Dataset rows for document pages:
_ _ _ _ _ _ _

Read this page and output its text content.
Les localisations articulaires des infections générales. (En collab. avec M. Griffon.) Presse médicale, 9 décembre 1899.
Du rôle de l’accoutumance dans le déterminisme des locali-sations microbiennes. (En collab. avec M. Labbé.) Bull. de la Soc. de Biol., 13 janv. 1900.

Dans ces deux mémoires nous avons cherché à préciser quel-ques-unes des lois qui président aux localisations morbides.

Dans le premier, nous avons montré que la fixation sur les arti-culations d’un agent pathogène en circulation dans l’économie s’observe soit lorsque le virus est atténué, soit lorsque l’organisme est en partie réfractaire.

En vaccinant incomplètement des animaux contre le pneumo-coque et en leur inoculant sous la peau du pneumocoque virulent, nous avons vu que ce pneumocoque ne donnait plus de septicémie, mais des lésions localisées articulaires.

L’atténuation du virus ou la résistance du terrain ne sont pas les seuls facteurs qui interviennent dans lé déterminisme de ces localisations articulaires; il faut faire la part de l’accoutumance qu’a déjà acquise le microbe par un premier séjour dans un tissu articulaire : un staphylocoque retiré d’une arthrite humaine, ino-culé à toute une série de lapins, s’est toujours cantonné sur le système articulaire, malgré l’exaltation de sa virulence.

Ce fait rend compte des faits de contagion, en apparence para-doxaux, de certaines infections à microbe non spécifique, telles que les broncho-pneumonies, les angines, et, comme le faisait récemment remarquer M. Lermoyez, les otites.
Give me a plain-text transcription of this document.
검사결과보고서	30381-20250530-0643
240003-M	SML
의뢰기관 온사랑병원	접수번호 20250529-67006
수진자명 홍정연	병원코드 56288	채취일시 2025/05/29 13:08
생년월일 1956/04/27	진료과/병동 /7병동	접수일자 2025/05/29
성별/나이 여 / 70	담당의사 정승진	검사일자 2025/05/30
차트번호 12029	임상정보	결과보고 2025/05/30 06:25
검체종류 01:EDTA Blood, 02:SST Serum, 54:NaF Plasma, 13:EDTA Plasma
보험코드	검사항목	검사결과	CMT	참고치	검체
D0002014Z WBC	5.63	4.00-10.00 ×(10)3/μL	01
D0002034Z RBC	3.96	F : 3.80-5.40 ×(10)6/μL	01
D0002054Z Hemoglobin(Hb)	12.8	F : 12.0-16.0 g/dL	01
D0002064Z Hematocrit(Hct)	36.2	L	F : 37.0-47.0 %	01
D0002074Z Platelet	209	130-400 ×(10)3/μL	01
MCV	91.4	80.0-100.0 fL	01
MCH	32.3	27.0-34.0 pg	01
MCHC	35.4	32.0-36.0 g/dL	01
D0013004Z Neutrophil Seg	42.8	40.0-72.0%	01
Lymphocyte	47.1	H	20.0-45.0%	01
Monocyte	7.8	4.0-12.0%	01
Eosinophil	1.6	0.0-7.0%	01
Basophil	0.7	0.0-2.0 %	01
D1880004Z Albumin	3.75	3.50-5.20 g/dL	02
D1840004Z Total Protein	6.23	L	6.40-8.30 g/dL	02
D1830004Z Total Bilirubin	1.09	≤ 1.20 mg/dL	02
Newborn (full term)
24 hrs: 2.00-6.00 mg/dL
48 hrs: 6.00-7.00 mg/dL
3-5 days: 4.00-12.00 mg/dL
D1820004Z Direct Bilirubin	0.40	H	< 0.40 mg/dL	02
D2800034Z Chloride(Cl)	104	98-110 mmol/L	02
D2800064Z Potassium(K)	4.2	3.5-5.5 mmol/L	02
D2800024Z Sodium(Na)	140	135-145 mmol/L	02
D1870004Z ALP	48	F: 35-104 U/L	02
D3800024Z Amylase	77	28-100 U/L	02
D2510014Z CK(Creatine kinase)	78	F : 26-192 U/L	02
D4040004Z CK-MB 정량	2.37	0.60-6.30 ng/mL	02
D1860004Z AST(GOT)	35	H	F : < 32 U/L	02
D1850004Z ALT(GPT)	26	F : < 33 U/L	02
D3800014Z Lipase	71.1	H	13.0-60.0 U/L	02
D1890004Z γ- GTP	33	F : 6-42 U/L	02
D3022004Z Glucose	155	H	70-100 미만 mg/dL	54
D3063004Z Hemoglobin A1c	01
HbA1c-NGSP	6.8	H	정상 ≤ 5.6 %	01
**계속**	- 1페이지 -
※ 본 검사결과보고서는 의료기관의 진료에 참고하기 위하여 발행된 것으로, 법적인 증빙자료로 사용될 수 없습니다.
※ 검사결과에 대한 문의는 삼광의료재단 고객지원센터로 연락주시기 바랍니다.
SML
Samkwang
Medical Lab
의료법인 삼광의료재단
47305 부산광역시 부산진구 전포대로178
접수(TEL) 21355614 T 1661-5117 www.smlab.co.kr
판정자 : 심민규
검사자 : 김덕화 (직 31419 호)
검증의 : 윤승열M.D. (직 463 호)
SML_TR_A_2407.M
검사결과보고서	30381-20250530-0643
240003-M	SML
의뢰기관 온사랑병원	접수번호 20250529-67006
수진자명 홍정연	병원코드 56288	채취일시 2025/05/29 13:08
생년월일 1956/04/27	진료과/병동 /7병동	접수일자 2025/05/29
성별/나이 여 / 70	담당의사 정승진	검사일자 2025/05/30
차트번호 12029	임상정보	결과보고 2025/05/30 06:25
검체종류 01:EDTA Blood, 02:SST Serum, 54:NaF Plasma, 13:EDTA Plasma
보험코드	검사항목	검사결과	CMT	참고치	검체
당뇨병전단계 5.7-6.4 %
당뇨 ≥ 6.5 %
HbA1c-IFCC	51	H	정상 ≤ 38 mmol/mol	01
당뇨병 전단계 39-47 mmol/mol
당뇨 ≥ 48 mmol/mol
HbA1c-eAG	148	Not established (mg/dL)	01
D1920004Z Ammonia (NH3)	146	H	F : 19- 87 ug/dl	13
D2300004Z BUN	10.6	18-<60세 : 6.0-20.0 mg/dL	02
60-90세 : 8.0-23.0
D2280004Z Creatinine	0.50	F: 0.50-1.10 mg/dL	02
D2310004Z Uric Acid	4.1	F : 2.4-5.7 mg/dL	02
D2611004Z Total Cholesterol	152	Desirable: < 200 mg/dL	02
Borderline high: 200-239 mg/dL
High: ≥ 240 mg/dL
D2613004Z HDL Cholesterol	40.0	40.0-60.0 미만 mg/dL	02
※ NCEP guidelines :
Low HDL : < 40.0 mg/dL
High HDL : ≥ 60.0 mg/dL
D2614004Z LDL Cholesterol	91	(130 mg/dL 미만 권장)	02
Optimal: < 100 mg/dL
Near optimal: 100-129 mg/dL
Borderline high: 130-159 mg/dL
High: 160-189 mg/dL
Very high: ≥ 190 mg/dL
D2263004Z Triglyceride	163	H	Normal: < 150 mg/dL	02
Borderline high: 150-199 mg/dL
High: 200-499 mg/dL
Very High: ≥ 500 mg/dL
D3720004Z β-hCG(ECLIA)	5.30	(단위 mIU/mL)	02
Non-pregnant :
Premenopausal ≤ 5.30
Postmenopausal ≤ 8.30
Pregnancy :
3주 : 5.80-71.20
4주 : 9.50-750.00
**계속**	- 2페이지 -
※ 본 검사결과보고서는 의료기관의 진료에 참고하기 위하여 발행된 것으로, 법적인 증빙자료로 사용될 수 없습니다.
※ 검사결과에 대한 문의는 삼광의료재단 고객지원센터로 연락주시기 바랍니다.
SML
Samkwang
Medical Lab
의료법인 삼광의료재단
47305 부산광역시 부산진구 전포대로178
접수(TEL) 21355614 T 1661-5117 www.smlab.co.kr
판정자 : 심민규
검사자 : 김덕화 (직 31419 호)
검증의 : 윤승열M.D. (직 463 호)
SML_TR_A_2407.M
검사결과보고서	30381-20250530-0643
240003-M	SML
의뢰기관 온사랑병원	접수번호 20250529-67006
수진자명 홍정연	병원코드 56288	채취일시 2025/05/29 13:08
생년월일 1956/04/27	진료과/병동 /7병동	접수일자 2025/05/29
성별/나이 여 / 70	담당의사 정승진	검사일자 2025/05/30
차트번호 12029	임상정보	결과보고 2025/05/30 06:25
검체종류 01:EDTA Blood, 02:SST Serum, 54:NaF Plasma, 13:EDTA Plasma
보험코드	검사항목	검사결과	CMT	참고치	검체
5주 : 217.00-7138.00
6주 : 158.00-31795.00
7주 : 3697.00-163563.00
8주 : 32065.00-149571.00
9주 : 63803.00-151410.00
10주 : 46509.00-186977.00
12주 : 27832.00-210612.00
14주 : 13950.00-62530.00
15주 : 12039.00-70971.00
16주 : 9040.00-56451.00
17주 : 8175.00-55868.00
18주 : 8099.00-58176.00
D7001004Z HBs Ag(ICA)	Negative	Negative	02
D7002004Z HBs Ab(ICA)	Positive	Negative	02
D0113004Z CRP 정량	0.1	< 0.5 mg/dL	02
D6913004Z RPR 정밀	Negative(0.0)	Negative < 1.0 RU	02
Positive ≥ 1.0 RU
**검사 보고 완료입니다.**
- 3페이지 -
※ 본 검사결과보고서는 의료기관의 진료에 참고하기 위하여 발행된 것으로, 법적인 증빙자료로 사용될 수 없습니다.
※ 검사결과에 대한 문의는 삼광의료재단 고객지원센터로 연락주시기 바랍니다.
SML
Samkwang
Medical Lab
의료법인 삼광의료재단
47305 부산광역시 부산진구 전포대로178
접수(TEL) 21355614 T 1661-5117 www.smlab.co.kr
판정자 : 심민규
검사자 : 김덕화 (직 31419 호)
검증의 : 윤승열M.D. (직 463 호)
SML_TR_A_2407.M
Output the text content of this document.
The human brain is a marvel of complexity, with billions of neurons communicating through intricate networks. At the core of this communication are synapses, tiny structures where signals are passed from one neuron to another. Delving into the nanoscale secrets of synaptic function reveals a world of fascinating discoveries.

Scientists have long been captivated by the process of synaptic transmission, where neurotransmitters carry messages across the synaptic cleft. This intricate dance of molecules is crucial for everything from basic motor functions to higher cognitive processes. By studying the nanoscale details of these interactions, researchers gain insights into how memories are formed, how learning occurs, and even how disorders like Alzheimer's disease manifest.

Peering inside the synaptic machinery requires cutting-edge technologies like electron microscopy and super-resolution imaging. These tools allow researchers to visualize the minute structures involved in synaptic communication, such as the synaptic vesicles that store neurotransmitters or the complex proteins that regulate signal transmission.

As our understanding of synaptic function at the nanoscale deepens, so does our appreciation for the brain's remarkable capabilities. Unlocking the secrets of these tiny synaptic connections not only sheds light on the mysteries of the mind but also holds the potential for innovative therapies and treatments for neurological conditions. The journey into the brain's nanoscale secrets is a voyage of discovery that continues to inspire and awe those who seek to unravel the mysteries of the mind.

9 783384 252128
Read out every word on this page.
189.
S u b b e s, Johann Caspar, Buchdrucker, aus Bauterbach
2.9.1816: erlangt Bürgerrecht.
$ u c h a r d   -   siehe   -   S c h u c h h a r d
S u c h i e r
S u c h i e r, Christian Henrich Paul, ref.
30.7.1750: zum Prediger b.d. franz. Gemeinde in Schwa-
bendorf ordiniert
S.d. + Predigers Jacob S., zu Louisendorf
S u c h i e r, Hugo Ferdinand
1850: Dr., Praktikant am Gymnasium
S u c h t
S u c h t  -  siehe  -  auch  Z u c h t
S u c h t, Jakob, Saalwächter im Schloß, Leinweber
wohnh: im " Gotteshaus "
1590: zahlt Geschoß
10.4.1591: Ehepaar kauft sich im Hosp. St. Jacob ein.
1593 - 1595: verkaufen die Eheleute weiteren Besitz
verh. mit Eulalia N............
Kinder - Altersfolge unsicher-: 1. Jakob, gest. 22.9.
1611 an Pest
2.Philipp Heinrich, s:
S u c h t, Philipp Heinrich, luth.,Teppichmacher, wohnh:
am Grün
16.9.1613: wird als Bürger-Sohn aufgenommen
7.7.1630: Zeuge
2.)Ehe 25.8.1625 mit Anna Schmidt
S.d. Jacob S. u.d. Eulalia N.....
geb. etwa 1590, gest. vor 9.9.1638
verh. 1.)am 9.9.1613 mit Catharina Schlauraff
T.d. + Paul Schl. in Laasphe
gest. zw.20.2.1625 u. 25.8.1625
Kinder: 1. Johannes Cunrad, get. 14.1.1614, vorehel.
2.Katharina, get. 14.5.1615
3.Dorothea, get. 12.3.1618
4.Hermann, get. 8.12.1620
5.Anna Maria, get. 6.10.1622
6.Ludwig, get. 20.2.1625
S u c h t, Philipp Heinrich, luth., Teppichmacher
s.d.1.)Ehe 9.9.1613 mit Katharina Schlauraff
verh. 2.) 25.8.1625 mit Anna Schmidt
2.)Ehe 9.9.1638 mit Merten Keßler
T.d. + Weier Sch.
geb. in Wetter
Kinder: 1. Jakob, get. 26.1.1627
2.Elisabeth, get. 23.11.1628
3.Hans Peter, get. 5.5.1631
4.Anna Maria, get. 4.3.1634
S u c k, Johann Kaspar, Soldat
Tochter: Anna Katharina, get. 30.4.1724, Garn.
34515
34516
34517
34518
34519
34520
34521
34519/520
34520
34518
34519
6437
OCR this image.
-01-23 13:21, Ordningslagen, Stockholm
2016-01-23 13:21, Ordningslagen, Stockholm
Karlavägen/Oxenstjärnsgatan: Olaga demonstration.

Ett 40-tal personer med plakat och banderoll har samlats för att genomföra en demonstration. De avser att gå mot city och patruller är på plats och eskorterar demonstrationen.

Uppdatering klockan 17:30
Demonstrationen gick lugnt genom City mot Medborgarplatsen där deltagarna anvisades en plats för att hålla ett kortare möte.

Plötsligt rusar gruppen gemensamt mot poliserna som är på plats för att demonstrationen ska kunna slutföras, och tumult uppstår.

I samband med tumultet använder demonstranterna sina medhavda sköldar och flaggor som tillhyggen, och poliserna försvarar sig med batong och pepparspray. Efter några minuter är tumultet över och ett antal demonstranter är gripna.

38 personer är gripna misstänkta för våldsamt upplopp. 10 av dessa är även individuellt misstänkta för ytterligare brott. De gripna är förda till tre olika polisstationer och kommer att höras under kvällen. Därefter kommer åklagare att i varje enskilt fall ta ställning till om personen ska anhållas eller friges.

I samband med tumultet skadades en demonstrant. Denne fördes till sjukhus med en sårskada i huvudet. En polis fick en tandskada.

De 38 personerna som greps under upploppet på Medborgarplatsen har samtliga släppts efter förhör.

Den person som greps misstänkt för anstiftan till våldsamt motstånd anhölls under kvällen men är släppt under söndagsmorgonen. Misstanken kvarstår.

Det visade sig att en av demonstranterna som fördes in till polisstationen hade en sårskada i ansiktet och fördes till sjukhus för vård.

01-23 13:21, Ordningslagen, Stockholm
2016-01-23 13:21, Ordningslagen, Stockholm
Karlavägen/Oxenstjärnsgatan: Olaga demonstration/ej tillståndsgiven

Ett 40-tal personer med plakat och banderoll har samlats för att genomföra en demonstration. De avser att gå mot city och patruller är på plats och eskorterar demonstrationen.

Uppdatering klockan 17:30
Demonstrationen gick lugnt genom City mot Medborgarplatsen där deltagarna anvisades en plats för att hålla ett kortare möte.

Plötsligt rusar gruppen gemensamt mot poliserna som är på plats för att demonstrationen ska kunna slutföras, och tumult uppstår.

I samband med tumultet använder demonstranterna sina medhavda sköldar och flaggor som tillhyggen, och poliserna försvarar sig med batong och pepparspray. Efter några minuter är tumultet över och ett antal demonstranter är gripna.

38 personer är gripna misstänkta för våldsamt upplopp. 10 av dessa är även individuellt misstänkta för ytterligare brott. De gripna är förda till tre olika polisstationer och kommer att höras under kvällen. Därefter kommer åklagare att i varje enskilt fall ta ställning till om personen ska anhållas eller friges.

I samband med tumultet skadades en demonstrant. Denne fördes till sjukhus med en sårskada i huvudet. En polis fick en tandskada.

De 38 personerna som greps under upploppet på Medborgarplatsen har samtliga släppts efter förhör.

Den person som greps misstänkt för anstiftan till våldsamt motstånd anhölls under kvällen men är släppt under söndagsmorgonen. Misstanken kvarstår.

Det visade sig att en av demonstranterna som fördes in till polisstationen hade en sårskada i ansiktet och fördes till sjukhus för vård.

_ _ _ _ _ _ _

**Aim of the exercise:**
Find each line in the records above that contains "Jacob", and copy it.

**Exercise solution:**
S.d. + Predigers Jacob S., zu Louisendorf
10.4.1591: Ehepaar kauft sich im Hosp. St. Jacob ein.
S.d. Jacob S. u.d. Eulalia N.....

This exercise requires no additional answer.